__To be done__
Only the lines holding the string "Segure" are needed. Copy each one.

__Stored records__
○ ○ ○ ○ ○ ○ ○
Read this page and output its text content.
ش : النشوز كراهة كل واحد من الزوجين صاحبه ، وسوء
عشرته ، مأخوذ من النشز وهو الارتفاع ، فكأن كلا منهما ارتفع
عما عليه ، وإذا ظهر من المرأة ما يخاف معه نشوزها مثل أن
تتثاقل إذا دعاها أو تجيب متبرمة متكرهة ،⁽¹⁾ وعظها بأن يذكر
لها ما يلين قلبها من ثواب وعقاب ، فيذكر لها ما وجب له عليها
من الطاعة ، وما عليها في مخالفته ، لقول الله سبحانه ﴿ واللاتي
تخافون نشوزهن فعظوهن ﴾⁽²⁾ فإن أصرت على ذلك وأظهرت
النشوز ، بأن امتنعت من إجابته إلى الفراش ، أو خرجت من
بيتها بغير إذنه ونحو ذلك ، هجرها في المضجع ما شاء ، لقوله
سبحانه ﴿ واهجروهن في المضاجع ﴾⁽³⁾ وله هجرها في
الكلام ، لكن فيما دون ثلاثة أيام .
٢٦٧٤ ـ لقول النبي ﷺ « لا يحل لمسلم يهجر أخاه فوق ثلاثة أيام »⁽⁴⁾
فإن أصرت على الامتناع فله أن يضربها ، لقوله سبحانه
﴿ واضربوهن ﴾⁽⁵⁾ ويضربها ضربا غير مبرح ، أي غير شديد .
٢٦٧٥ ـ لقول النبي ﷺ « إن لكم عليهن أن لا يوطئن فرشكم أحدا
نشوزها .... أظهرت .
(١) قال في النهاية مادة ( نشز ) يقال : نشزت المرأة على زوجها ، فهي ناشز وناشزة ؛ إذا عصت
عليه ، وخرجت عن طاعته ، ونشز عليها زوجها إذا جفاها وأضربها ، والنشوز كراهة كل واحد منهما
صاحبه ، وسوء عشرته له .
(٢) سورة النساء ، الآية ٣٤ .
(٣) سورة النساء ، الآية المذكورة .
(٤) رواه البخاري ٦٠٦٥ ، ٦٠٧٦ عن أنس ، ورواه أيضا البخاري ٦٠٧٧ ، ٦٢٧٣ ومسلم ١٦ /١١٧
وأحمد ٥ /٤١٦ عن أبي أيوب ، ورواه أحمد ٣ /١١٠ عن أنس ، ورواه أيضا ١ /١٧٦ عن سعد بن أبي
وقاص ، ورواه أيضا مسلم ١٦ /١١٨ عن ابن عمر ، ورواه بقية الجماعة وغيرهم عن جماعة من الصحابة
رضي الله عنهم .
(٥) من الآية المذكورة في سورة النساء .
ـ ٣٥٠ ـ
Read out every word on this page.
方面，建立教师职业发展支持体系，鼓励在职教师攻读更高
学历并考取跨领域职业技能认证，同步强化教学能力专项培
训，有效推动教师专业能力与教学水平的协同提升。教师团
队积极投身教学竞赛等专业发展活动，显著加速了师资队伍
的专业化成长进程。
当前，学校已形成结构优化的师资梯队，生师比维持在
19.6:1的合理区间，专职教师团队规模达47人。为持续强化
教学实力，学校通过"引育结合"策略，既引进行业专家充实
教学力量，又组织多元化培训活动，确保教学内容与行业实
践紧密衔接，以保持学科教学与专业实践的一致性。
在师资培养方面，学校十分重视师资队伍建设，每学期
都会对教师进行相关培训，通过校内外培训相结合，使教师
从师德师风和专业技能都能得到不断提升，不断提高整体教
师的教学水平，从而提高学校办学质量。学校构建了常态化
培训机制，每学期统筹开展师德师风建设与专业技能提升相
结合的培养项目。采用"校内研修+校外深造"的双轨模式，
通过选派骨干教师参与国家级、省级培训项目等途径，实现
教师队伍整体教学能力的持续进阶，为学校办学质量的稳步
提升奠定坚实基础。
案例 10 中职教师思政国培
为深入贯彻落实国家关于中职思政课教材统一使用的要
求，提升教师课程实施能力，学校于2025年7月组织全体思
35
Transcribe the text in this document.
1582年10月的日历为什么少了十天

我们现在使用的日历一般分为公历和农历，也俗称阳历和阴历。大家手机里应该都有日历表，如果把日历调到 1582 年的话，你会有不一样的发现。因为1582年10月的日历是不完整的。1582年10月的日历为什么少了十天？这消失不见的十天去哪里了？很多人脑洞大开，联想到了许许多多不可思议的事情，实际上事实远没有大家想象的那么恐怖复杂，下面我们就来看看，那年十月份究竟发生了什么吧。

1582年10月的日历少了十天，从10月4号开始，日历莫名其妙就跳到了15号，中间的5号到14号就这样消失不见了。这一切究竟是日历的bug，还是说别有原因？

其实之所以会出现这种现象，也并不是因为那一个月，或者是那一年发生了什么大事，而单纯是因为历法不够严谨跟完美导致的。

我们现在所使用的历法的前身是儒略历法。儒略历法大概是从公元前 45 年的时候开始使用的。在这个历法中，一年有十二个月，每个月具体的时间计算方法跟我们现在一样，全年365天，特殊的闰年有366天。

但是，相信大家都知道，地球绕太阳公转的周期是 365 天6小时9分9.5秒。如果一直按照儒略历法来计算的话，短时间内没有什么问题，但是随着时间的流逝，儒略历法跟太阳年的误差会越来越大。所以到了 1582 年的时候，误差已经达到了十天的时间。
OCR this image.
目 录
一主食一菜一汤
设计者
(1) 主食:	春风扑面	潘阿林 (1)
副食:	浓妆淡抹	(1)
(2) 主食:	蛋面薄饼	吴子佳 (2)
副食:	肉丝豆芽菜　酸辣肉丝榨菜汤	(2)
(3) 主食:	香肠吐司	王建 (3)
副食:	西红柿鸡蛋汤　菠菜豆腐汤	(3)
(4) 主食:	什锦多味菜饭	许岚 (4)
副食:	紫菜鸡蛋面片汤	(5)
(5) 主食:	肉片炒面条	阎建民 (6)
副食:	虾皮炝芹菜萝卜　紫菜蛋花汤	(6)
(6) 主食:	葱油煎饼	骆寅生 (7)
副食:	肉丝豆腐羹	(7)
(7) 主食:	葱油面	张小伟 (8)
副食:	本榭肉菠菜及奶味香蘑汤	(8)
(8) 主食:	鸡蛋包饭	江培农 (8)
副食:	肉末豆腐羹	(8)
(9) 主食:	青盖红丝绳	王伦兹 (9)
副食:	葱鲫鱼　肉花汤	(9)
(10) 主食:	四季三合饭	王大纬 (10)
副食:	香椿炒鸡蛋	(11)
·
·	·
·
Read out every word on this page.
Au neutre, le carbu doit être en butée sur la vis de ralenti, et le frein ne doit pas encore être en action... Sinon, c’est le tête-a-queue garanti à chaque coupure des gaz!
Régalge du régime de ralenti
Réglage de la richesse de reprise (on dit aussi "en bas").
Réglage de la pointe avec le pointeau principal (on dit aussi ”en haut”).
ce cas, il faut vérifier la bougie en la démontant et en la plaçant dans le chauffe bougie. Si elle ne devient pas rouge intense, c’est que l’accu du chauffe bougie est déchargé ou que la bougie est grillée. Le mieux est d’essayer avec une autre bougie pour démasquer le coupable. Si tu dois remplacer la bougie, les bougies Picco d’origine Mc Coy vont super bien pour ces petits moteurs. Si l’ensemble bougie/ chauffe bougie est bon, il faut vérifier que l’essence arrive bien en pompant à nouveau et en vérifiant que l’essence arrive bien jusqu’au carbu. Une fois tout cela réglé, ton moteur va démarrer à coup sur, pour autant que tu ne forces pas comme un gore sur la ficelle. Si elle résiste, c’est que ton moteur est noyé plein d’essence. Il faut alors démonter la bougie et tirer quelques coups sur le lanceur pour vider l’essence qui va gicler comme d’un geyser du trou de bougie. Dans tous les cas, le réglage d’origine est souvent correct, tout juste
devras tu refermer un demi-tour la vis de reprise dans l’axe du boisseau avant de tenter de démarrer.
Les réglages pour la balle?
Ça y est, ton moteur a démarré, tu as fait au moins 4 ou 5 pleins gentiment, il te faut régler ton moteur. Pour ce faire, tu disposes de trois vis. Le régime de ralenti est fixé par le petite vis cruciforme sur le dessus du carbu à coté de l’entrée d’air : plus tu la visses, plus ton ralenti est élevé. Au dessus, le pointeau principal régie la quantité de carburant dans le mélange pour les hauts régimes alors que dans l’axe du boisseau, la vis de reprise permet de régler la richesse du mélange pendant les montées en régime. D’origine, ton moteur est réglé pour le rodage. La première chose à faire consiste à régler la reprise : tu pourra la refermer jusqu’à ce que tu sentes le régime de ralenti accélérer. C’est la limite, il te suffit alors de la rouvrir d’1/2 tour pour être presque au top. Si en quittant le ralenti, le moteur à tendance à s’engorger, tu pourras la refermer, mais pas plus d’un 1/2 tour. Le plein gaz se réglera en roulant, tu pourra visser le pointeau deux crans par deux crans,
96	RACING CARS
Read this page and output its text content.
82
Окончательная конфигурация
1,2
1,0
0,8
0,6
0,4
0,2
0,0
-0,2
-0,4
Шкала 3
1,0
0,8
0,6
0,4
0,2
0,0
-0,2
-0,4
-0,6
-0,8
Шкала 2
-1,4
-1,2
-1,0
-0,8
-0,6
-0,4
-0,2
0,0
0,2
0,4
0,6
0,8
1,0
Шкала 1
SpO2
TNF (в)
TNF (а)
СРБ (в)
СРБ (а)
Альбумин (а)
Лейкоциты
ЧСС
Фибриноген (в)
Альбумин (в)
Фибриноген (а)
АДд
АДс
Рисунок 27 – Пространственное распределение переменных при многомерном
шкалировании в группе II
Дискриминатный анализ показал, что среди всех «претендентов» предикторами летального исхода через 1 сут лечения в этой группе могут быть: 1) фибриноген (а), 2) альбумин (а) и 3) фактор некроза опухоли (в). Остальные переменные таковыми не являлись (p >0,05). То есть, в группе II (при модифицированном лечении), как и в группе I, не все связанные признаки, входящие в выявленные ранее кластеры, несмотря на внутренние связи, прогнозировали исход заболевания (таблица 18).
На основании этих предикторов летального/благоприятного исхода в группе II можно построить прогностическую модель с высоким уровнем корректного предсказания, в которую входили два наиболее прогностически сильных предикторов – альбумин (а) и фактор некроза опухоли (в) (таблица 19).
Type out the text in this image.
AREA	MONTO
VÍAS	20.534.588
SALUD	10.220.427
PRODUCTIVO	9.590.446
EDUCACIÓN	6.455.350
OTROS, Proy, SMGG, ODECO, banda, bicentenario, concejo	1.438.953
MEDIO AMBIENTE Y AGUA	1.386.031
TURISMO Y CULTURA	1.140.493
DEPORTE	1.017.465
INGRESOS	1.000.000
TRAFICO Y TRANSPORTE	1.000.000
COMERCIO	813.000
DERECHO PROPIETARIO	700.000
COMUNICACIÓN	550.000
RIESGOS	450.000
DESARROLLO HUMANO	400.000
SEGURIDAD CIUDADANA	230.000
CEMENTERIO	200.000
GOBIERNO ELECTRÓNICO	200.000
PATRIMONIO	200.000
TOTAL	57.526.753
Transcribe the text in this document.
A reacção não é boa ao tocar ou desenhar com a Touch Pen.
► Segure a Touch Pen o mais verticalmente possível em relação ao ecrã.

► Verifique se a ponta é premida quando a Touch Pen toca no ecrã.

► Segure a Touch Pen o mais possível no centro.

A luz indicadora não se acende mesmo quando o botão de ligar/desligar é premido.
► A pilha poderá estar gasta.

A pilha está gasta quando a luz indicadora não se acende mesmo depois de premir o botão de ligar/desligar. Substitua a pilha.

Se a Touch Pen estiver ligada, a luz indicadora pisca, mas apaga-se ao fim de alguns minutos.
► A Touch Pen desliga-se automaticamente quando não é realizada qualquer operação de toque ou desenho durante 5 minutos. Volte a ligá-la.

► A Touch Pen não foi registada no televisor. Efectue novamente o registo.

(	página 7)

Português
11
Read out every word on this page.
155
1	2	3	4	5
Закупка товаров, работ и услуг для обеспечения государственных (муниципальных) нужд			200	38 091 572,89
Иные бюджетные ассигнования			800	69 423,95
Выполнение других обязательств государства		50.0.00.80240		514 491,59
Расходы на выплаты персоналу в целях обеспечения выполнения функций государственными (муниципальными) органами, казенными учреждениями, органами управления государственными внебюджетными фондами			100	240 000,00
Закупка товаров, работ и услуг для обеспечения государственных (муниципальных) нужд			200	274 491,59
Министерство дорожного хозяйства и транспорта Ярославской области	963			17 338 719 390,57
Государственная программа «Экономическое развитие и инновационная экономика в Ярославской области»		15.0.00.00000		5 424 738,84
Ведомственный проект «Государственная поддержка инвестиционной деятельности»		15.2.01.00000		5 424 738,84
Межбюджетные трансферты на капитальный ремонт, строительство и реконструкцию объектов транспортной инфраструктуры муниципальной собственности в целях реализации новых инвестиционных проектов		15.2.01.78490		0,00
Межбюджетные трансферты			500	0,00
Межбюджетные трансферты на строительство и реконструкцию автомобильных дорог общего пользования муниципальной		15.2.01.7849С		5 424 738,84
○ ○ ○ ○ ○ ○ ○
__Worked answer__
► Segure a Touch Pen o mais verticalmente possível em relação ao ecrã.
► Segure a Touch Pen o mais possível no centro.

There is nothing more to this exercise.